** Start Information provided **

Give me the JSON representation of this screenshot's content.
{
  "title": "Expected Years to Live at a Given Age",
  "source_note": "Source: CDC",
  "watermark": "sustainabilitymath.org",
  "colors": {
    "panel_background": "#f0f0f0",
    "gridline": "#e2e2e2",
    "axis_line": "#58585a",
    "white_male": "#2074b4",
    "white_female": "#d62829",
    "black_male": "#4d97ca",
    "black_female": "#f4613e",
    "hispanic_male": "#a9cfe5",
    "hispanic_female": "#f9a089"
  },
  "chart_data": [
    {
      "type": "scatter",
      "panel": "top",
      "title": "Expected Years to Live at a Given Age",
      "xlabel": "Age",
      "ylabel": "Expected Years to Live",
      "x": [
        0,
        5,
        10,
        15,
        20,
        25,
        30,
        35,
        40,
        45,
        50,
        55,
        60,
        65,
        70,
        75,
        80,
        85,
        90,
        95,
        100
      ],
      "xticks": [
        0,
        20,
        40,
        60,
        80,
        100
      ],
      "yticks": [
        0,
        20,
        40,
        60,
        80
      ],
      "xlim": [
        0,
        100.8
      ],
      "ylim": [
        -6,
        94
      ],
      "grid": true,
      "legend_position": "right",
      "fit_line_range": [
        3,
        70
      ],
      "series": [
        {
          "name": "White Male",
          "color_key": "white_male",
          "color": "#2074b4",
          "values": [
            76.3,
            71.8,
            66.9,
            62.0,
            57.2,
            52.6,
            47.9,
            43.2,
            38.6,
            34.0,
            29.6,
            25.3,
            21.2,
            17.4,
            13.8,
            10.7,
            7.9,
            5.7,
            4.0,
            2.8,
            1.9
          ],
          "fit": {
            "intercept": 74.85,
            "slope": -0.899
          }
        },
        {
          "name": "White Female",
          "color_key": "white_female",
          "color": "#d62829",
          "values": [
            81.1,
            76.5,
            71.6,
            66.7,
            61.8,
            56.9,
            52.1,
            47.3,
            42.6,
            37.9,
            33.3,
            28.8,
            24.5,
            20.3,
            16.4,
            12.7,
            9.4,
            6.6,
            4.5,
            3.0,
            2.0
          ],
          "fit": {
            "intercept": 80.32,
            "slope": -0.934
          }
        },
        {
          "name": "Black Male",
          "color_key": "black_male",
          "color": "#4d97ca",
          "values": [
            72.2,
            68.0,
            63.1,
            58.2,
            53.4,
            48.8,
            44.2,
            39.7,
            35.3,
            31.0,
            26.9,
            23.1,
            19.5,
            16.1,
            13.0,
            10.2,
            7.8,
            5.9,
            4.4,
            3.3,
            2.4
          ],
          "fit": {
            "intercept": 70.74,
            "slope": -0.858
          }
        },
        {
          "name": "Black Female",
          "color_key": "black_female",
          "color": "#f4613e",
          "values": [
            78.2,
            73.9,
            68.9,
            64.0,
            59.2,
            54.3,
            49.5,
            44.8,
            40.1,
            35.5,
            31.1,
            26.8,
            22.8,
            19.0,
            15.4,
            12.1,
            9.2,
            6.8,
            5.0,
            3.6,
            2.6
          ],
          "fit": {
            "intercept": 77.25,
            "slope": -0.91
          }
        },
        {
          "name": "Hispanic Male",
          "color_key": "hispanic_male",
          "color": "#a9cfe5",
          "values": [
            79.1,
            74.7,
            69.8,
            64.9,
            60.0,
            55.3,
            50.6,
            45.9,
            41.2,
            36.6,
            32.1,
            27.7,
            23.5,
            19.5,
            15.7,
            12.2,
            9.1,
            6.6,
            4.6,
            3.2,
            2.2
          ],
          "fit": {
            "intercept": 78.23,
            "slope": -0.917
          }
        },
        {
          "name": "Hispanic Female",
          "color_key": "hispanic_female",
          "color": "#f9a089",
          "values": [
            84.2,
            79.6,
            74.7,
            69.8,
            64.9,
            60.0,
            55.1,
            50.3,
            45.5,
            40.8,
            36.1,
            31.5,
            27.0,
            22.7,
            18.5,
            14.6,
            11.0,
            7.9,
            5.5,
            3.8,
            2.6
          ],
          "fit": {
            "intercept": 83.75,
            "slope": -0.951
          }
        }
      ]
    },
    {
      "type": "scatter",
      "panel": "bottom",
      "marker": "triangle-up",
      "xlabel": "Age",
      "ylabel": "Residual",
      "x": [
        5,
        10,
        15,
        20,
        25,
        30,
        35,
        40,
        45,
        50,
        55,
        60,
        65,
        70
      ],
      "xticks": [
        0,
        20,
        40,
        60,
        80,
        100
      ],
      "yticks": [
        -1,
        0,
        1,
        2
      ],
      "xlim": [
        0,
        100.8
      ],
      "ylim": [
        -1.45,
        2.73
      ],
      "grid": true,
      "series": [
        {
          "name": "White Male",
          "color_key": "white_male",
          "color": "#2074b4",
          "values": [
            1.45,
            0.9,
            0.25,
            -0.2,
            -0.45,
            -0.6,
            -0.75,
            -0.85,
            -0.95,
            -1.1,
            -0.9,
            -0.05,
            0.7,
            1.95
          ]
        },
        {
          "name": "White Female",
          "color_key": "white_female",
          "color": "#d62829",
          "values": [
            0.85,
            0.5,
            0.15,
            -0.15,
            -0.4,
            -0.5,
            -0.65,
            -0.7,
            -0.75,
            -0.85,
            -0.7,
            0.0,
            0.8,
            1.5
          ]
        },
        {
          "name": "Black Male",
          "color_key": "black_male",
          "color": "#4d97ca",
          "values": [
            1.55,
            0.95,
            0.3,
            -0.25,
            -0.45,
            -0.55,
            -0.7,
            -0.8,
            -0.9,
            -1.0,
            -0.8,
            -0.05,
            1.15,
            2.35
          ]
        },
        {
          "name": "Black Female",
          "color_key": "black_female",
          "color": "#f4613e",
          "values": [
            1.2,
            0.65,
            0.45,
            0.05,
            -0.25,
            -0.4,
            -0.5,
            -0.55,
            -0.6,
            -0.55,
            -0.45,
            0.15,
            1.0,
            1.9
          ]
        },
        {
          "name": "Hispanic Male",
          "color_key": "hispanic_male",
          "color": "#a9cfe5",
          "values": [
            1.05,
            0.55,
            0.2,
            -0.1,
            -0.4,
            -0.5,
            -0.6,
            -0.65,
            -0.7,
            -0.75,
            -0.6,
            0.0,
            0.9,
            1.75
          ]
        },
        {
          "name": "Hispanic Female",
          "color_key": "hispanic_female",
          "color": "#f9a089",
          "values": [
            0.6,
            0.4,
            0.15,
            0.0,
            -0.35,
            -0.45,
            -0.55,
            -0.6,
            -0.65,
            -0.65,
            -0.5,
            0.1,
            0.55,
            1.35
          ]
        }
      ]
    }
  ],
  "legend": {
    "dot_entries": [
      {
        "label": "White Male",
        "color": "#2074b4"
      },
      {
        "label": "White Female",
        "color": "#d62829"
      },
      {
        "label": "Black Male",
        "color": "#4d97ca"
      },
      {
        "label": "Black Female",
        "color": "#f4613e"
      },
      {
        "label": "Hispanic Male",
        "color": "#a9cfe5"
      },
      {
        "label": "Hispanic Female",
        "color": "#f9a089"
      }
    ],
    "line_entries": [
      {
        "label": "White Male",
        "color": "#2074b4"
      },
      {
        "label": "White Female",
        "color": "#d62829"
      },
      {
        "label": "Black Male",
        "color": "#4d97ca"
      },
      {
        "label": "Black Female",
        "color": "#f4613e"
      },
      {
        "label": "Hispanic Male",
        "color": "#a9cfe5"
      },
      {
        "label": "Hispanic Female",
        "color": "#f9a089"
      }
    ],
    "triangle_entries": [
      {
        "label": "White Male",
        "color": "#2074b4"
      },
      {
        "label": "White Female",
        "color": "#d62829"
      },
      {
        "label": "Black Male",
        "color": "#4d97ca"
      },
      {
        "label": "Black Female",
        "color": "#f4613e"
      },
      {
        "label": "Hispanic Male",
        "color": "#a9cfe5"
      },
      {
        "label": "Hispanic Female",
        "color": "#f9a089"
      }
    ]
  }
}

** End Information provided **

Task to carry out ->
Using the listing above, list every line in which the string "title" occurs.

Response to the exercise ->
  "title": "Expected Years to Live at a Given Age",
      "title": "Expected Years to Live at a Given Age",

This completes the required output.